» The exercise
Your task is to print the material below exactly as presented.
=====
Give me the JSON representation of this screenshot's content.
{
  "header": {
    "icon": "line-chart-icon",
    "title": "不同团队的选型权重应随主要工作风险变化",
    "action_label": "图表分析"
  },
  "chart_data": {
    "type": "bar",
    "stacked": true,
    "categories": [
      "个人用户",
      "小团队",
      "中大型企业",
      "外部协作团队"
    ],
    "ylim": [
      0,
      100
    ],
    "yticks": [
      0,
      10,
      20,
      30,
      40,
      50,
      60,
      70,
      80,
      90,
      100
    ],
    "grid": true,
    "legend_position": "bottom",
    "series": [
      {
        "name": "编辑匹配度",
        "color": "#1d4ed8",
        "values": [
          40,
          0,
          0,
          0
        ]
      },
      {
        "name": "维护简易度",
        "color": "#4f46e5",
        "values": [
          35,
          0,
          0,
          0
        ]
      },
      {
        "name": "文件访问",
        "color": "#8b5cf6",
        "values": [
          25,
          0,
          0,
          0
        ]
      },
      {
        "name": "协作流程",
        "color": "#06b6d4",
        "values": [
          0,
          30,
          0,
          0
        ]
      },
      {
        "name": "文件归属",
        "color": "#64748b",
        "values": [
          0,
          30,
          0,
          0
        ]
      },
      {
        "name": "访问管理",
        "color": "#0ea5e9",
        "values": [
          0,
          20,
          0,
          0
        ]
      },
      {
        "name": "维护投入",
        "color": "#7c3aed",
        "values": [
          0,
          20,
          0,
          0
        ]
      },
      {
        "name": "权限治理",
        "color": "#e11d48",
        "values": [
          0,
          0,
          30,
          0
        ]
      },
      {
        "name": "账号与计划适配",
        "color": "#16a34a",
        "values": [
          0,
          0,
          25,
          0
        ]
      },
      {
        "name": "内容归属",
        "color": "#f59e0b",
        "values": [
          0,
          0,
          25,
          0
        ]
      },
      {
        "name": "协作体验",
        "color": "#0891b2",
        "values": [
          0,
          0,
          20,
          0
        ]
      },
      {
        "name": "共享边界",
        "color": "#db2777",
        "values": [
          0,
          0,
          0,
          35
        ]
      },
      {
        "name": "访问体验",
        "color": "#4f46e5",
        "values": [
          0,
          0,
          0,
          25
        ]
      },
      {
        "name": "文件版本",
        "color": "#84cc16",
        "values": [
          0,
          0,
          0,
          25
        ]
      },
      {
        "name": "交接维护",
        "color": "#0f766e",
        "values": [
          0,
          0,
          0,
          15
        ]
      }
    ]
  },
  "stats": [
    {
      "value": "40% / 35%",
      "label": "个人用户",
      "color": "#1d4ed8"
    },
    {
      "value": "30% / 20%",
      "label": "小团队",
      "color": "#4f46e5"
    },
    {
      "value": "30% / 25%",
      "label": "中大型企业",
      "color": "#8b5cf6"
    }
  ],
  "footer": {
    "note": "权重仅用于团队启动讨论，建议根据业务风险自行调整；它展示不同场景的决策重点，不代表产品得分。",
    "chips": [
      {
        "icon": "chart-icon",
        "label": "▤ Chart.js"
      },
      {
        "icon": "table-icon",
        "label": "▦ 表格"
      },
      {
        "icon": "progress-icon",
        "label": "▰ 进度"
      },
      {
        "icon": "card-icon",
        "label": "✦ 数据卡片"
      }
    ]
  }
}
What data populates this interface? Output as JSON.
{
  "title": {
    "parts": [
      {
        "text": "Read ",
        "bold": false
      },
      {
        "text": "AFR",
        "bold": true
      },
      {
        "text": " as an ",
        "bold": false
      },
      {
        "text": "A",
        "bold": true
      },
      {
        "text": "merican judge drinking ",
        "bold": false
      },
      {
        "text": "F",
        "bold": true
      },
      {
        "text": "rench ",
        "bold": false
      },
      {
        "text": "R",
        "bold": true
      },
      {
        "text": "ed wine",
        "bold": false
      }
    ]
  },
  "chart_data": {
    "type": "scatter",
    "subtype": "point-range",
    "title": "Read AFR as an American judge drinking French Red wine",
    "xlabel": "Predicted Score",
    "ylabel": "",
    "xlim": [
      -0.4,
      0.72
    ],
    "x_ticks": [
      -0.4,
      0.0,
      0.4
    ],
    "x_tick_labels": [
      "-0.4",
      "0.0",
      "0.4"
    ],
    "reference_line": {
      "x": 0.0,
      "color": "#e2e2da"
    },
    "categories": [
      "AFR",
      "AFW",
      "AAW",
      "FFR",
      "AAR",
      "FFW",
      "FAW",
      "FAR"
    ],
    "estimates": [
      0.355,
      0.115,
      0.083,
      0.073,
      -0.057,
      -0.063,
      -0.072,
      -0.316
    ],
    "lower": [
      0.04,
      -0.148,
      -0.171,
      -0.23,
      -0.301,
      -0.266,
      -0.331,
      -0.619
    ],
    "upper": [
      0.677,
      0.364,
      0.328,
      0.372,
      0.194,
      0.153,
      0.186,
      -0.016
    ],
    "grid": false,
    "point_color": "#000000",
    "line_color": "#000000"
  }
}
=====
» Answer to the problem
Give me the JSON representation of this screenshot's content.
{
  "header": {
    "icon": "line-chart-icon",
    "title": "不同团队的选型权重应随主要工作风险变化",
    "action_label": "图表分析"
  },
  "chart_data": {
    "type": "bar",
    "stacked": true,
    "categories": [
      "个人用户",
      "小团队",
      "中大型企业",
      "外部协作团队"
    ],
    "ylim": [
      0,
      100
    ],
    "yticks": [
      0,
      10,
      20,
      30,
      40,
      50,
      60,
      70,
      80,
      90,
      100
    ],
    "grid": true,
    "legend_position": "bottom",
    "series": [
      {
        "name": "编辑匹配度",
        "color": "#1d4ed8",
        "values": [
          40,
          0,
          0,
          0
        ]
      },
      {
        "name": "维护简易度",
        "color": "#4f46e5",
        "values": [
          35,
          0,
          0,
          0
        ]
      },
      {
        "name": "文件访问",
        "color": "#8b5cf6",
        "values": [
          25,
          0,
          0,
          0
        ]
      },
      {
        "name": "协作流程",
        "color": "#06b6d4",
        "values": [
          0,
          30,
          0,
          0
        ]
      },
      {
        "name": "文件归属",
        "color": "#64748b",
        "values": [
          0,
          30,
          0,
          0
        ]
      },
      {
        "name": "访问管理",
        "color": "#0ea5e9",
        "values": [
          0,
          20,
          0,
          0
        ]
      },
      {
        "name": "维护投入",
        "color": "#7c3aed",
        "values": [
          0,
          20,
          0,
          0
        ]
      },
      {
        "name": "权限治理",
        "color": "#e11d48",
        "values": [
          0,
          0,
          30,
          0
        ]
      },
      {
        "name": "账号与计划适配",
        "color": "#16a34a",
        "values": [
          0,
          0,
          25,
          0
        ]
      },
      {
        "name": "内容归属",
        "color": "#f59e0b",
        "values": [
          0,
          0,
          25,
          0
        ]
      },
      {
        "name": "协作体验",
        "color": "#0891b2",
        "values": [
          0,
          0,
          20,
          0
        ]
      },
      {
        "name": "共享边界",
        "color": "#db2777",
        "values": [
          0,
          0,
          0,
          35
        ]
      },
      {
        "name": "访问体验",
        "color": "#4f46e5",
        "values": [
          0,
          0,
          0,
          25
        ]
      },
      {
        "name": "文件版本",
        "color": "#84cc16",
        "values": [
          0,
          0,
          0,
          25
        ]
      },
      {
        "name": "交接维护",
        "color": "#0f766e",
        "values": [
          0,
          0,
          0,
          15
        ]
      }
    ]
  },
  "stats": [
    {
      "value": "40% / 35%",
      "label": "个人用户",
      "color": "#1d4ed8"
    },
    {
      "value": "30% / 20%",
      "label": "小团队",
      "color": "#4f46e5"
    },
    {
      "value": "30% / 25%",
      "label": "中大型企业",
      "color": "#8b5cf6"
    }
  ],
  "footer": {
    "note": "权重仅用于团队启动讨论，建议根据业务风险自行调整；它展示不同场景的决策重点，不代表产品得分。",
    "chips": [
      {
        "icon": "chart-icon",
        "label": "▤ Chart.js"
      },
      {
        "icon": "table-icon",
        "label": "▦ 表格"
      },
      {
        "icon": "progress-icon",
        "label": "▰ 进度"
      },
      {
        "icon": "card-icon",
        "label": "✦ 数据卡片"
      }
    ]
  }
}
What data populates this interface? Output as JSON.
{
  "title": {
    "parts": [
      {
        "text": "Read ",
        "bold": false
      },
      {
        "text": "AFR",
        "bold": true
      },
      {
        "text": " as an ",
        "bold": false
      },
      {
        "text": "A",
        "bold": true
      },
      {
        "text": "merican judge drinking ",
        "bold": false
      },
      {
        "text": "F",
        "bold": true
      },
      {
        "text": "rench ",
        "bold": false
      },
      {
        "text": "R",
        "bold": true
      },
      {
        "text": "ed wine",
        "bold": false
      }
    ]
  },
  "chart_data": {
    "type": "scatter",
    "subtype": "point-range",
    "title": "Read AFR as an American judge drinking French Red wine",
    "xlabel": "Predicted Score",
    "ylabel": "",
    "xlim": [
      -0.4,
      0.72
    ],
    "x_ticks": [
      -0.4,
      0.0,
      0.4
    ],
    "x_tick_labels": [
      "-0.4",
      "0.0",
      "0.4"
    ],
    "reference_line": {
      "x": 0.0,
      "color": "#e2e2da"
    },
    "categories": [
      "AFR",
      "AFW",
      "AAW",
      "FFR",
      "AAR",
      "FFW",
      "FAW",
      "FAR"
    ],
    "estimates": [
      0.355,
      0.115,
      0.083,
      0.073,
      -0.057,
      -0.063,
      -0.072,
      -0.316
    ],
    "lower": [
      0.04,
      -0.148,
      -0.171,
      -0.23,
      -0.301,
      -0.266,
      -0.331,
      -0.619
    ],
    "upper": [
      0.677,
      0.364,
      0.328,
      0.372,
      0.194,
      0.153,
      0.186,
      -0.016
    ],
    "grid": false,
    "point_color": "#000000",
    "line_color": "#000000"
  }
}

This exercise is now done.